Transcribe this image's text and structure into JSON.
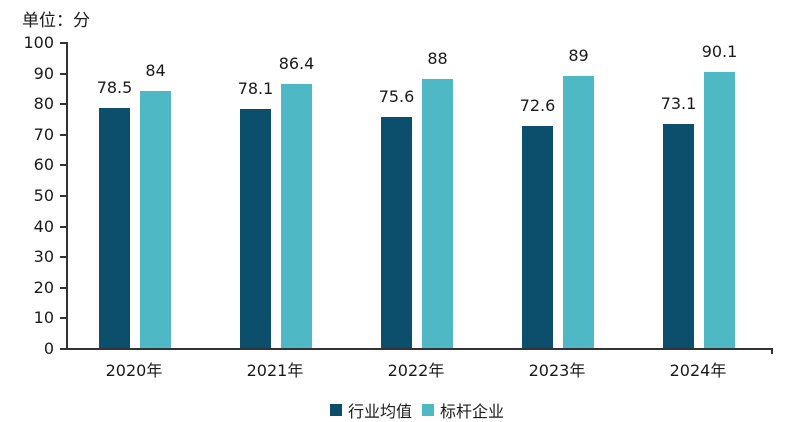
{
  "chart_data": {
    "type": "bar",
    "title": "",
    "unit_label": "单位：分",
    "xlabel": "",
    "ylabel": "",
    "ylim": [
      0,
      100
    ],
    "yticks": [
      0,
      10,
      20,
      30,
      40,
      50,
      60,
      70,
      80,
      90,
      100
    ],
    "grid": false,
    "legend_position": "bottom",
    "categories": [
      "2020年",
      "2021年",
      "2022年",
      "2023年",
      "2024年"
    ],
    "series": [
      {
        "name": "行业均值",
        "color": "#0b4f6c",
        "values": [
          78.5,
          78.1,
          75.6,
          72.6,
          73.1
        ]
      },
      {
        "name": "标杆企业",
        "color": "#4fb8c5",
        "values": [
          84,
          86.4,
          88,
          89,
          90.1
        ]
      }
    ]
  }
}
******
_What this task involves:_
Pictures stay out; reproduce every line of the records exactly.

_Right answer:_
Transcribe this image's text and structure into JSON.
{
  "chart_data": {
    "type": "bar",
    "title": "",
    "unit_label": "单位：分",
    "xlabel": "",
    "ylabel": "",
    "ylim": [
      0,
      100
    ],
    "yticks": [
      0,
      10,
      20,
      30,
      40,
      50,
      60,
      70,
      80,
      90,
      100
    ],
    "grid": false,
    "legend_position": "bottom",
    "categories": [
      "2020年",
      "2021年",
      "2022年",
      "2023年",
      "2024年"
    ],
    "series": [
      {
        "name": "行业均值",
        "color": "#0b4f6c",
        "values": [
          78.5,
          78.1,
          75.6,
          72.6,
          73.1
        ]
      },
      {
        "name": "标杆企业",
        "color": "#4fb8c5",
        "values": [
          84,
          86.4,
          88,
          89,
          90.1
        ]
      }
    ]
  }
}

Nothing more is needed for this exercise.